» PROBLEM DESCRIPTION
Pull out every line from the listing that has the word "title".

» RECORDED INFORMATION
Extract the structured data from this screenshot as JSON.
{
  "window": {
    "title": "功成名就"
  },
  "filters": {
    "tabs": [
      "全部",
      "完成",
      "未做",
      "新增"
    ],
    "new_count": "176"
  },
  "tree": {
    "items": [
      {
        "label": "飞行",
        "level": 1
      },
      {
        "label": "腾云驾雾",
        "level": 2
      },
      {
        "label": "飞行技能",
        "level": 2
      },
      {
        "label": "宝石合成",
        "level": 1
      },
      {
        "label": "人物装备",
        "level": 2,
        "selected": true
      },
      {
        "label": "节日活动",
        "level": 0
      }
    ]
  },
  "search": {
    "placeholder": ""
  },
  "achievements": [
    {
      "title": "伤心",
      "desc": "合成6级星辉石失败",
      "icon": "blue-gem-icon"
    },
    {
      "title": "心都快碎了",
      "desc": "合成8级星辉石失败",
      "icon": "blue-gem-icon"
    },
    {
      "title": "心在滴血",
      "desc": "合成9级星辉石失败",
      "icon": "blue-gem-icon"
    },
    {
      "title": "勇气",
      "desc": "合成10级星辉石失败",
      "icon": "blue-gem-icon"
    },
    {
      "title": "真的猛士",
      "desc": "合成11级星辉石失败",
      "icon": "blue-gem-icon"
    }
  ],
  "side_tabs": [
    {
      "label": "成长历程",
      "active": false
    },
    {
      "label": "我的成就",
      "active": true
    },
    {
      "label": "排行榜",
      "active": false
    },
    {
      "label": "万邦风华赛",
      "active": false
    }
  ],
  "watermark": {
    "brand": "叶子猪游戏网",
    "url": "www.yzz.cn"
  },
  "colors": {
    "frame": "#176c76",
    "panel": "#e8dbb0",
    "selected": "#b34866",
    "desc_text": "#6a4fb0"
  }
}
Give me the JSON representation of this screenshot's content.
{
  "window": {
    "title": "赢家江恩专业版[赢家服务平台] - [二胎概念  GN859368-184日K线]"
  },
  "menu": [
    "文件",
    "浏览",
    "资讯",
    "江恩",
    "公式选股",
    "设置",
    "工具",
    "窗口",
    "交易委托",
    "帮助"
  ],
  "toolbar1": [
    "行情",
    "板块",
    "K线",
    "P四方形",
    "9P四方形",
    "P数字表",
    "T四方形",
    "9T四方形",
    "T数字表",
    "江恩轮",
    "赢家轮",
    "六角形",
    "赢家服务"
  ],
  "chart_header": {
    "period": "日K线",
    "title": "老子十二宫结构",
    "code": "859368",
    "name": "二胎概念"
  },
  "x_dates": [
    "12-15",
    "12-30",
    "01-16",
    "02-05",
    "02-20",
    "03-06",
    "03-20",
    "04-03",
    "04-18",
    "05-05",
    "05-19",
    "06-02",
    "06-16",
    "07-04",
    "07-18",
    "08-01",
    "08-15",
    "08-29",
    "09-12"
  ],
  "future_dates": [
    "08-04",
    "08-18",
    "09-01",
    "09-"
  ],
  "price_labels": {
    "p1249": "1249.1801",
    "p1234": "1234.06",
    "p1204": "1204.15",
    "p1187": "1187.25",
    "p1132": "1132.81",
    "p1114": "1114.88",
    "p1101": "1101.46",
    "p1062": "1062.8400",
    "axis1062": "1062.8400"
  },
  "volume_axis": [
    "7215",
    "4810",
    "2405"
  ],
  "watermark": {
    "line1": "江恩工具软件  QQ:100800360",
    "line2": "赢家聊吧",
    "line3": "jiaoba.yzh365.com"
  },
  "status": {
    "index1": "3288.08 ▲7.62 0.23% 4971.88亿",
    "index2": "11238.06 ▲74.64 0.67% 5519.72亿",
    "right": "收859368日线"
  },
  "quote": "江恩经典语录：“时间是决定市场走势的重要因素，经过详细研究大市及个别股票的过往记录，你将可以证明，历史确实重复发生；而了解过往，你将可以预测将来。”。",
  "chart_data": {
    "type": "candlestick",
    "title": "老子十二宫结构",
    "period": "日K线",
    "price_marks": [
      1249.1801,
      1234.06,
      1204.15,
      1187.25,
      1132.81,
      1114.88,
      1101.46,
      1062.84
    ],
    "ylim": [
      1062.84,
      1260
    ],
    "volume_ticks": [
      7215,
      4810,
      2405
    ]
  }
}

» RESPONSE TO THE EXERCISE
    "title": "功成名就"
      "title": "伤心",
      "title": "心都快碎了",
      "title": "心在滴血",
      "title": "勇气",
      "title": "真的猛士",
    "title": "赢家江恩专业版[赢家服务平台] - [二胎概念  GN859368-184日K线]"
    "title": "老子十二宫结构",
    "title": "老子十二宫结构",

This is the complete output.